**Problems to work on**
**A)** In the passage on electric grid demand reduction, condense the portion that opens with "A problem with the current state of the art in demand reduction" and closes with "based on market conditions" into a bulleted list that keeps its main facts.
**B)** Render this sentence from the passage on electric grid demand reduction in Spanish: "Additionally, the current regulatory scheme in the United States discourages large-scale investment in transmission and distribution infrastructure, with the unfortunate result that the grid is often running near capacity."
**C)** In the passage on electric grid demand reduction, which periods count as times of high stress on the grid?

>> START Document excerpt

While a robust
electric power grid is widely recognized as a vital infrastructure component of a developed economy, technological progress in the field of
electricity grid systems has not kept up with the pace of other important technological fields such as
telecommunications.
Additionally, the current regulatory scheme in the United States discourages large-scale investment in transmission and distribution infrastructure, with the unfortunate result that the grid is often running near capacity.
A number of techniques have been devised to assist in maintaining grid stability during times of
high stress, which normally means peak usage hours but also includes periods during normal usage when part of the grid goes offline, thus reducing the
effective capacity of the grid or a region of it.
A problem with the current state of the art in demand reduction is that it is only practical, in the art, to incorporate very large users in demand reduction programs.
Unfortunately, a large portion (roughly 33%) of the
electric power used during peak periods goes to small users, who do not normally participate in demand management.
These users often are unaware of their energy usage habits, and they rarely pay for
electricity at varying rates.
Partly this is due to the fact that the large majority of small businesses and homes do not have “smart meters”; the amount of power used by these consumers of
electricity is measured only once per month and thus there is no way to charge an interval price (typically pricing is set at intervals of 15 minutes when interval pricing is in effect) that varies based on
market conditions.
Furthermore, the loads in the homes and businesses of small electricity users are invisible to the utilities; it is generally not possible for utilities to “see”, much less to control, loads in homes and small businesses.
It is a
disadvantage of the techniques known in the art that the consumers and small businesses are not, in general, provided with any substantial financial incentives to participate in demand reduction programs (other than merely by saving because they use less power).
This method similarly discourages
consumer participation, because the majority of the financial rewards associated with the
demand response are not generally passed along to the
consumer.
The companies that aggregate demand typically charge utilities for the peak reduction, but the
consumer is unable to sell their available “megawatts” directly to a utility.
This is problematic because this methodology reduces consumer incentives to participate in
demand side management, which is a necessary component of modern
grid management.
And adoption is hampered by the general lack of willingness on the part of consumers to allow utilities to control significant portions of their electricity usage with the consumer having little “say” in the matter.
And, from the utilities' point of view, the large variations in consumer usage patterns means that it is much harder for utilities to gage how much demand reduction is enough, in advance; compared to large, stable users such as large office buildings or industrial facilities, utilities face a complex mix of user patterns that are difficult to predict and virtually impossible to control.
Another problem in the art today is the incorporation of
distributed generation and storage systems, which are proliferating, into grid demand management systems.

>> END Document excerpt
>> START Supplied material

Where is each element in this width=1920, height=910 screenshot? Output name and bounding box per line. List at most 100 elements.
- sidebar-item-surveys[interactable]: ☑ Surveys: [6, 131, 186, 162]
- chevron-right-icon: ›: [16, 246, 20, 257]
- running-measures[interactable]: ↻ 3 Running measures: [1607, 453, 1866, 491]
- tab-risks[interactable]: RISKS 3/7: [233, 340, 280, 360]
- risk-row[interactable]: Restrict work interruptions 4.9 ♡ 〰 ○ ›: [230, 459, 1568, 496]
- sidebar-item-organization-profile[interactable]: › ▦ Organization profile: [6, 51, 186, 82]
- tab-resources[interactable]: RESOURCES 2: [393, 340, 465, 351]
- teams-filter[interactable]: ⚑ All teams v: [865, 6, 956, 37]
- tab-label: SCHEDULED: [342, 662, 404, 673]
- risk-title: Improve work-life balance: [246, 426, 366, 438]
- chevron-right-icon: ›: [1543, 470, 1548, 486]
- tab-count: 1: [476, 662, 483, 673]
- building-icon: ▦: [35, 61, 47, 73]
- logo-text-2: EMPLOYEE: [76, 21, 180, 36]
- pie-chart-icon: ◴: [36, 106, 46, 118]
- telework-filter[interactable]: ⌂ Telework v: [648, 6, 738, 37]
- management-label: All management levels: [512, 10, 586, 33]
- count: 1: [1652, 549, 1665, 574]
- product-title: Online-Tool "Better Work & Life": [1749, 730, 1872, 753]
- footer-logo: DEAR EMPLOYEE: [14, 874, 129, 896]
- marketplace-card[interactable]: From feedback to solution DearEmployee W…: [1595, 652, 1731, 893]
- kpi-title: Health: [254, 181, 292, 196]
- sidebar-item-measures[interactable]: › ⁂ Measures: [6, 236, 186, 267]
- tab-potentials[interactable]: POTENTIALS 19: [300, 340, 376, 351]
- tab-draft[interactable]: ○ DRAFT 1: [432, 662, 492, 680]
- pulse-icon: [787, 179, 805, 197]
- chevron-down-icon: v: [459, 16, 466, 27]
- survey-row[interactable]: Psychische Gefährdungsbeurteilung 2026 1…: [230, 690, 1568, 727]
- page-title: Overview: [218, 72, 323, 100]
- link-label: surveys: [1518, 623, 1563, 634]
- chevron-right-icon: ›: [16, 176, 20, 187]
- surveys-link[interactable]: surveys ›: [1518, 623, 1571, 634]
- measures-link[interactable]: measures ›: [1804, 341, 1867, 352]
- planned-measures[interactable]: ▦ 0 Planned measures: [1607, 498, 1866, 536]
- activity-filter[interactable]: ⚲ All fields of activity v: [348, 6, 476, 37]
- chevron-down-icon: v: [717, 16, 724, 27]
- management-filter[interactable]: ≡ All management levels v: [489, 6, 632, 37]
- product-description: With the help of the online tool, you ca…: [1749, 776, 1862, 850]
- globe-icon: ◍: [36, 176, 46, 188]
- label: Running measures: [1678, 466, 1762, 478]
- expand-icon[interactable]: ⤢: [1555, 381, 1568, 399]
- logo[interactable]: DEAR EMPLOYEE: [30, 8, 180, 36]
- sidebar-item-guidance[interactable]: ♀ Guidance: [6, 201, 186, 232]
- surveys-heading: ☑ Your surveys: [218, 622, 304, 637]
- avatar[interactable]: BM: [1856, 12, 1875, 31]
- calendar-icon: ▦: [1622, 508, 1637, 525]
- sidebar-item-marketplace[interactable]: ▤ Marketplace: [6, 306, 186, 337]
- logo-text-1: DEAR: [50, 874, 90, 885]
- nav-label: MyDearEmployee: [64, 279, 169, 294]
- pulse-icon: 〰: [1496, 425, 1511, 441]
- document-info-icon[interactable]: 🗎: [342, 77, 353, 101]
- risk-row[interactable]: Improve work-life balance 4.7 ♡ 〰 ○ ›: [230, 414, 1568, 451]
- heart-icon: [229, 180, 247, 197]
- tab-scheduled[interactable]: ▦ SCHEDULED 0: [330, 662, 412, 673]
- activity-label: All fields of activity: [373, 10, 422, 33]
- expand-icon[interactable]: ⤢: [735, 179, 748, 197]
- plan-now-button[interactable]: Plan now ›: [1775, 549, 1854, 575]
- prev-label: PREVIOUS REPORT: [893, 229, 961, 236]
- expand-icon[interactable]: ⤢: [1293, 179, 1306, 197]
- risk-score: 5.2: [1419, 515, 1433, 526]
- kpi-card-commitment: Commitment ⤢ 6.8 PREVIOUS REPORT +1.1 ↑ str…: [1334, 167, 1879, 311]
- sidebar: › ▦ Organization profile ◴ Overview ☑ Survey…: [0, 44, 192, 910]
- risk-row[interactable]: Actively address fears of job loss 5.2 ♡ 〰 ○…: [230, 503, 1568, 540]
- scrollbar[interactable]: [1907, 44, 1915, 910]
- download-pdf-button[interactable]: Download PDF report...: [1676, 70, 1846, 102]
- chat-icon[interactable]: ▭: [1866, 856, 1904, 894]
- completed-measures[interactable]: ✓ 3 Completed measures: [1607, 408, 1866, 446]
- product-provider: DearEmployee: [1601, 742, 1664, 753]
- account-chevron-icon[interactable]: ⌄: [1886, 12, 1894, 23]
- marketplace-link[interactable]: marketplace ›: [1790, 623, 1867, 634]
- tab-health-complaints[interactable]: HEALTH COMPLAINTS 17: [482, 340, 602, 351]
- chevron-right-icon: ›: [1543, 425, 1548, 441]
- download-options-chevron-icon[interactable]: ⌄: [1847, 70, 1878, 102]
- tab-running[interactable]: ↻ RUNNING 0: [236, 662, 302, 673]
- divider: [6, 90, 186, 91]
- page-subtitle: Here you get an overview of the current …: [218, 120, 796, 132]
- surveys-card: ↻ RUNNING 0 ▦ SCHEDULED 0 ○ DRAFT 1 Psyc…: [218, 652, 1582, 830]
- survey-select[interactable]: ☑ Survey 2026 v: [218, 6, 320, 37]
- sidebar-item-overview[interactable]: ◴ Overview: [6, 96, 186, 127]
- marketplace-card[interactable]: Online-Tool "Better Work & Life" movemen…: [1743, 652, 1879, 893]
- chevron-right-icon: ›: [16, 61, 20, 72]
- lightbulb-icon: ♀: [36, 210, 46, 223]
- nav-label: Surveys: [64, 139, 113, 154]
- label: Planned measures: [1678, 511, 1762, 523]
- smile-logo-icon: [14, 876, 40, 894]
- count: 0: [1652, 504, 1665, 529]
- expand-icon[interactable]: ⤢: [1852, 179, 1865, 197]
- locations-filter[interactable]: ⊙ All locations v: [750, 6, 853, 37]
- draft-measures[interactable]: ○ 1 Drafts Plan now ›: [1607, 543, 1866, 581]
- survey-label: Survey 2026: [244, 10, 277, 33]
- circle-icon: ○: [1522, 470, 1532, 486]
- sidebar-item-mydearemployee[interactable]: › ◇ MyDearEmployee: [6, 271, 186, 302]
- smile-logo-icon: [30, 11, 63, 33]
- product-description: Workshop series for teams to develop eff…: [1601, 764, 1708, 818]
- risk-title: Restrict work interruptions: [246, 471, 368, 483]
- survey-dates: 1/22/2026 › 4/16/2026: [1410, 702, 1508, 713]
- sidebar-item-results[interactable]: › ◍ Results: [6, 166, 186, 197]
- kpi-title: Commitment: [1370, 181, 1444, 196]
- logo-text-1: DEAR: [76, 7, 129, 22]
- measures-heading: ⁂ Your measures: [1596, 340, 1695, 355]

>> END Supplied material

**The solutions**
**A)**
- Current demand reduction programs are practical only for very large users.
- Small users consume roughly 33% of the electric power used during peak periods but do not normally take part in demand management.
- These users are often unaware of their energy usage habits and rarely pay varying rates for electricity.
- Most small businesses and homes lack smart meters, so their usage is measured only once per month.
- Without smart meters, these users cannot be charged an interval price that varies with market conditions. Such prices are typically set at 15-minute intervals.

**B)** Además, el régimen regulatorio actual de los Estados Unidos desalienta la inversión a gran escala en infraestructura de transmisión y distribución, con el desafortunado resultado de que la red funciona a menudo cerca de su capacidad máxima.

**C)** Peak usage hours, and also periods during normal usage when part of the grid goes offline.